▸ DATA SHOWN

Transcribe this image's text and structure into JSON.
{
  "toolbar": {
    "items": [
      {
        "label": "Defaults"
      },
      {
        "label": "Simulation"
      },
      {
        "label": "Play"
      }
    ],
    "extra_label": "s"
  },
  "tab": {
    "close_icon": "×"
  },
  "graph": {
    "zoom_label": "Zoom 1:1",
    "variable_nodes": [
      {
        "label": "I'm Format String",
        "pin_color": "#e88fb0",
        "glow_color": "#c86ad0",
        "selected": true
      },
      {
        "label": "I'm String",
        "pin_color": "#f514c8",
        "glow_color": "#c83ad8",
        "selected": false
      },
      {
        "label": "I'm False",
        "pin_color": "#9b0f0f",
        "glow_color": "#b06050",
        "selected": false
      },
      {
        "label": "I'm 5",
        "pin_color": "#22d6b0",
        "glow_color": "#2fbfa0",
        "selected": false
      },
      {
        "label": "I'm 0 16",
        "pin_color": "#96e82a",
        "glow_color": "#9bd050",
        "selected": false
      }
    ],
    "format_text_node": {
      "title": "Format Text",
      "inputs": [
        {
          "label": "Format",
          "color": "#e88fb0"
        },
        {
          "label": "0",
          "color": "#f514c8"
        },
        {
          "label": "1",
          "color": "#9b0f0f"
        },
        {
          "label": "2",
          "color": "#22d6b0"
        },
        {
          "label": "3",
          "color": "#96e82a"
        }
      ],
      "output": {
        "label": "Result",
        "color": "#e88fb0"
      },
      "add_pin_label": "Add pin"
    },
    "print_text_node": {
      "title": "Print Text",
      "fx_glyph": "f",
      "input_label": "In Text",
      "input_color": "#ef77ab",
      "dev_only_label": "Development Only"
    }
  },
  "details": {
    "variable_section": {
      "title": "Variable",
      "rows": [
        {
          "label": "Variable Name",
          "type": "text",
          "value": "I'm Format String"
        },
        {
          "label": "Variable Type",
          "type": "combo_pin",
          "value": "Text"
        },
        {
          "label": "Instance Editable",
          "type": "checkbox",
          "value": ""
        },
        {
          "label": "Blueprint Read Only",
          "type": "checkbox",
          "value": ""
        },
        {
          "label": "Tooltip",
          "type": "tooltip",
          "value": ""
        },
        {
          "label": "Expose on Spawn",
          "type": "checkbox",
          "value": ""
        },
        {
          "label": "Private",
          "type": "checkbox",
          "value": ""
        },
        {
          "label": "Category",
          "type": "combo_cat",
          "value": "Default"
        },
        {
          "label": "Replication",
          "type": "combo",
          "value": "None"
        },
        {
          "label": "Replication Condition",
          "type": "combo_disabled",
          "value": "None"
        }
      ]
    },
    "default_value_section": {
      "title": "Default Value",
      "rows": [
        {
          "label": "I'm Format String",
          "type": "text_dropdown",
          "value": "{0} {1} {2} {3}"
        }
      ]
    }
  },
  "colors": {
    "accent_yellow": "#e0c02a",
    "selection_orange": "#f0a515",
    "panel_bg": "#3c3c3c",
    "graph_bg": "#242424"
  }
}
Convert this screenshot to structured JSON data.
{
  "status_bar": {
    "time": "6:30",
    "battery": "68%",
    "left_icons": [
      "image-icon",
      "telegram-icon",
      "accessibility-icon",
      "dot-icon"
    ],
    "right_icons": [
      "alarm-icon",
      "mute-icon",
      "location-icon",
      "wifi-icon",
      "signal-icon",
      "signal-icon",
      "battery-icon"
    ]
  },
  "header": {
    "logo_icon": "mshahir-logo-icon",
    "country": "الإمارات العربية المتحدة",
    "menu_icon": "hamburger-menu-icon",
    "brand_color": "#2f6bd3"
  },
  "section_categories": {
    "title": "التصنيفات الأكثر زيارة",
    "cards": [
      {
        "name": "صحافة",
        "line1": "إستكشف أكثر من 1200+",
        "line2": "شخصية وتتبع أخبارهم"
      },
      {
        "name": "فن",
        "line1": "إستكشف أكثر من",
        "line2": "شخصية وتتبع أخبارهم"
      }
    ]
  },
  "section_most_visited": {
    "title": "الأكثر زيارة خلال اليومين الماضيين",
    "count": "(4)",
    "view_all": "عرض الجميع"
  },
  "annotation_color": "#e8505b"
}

▸ WHAT THE TASK REQUIRES
Collect the lines of the data that carry the word "Replication".

▸ REPLY TO THE EXERCISE
          "label": "Replication",
          "label": "Replication Condition",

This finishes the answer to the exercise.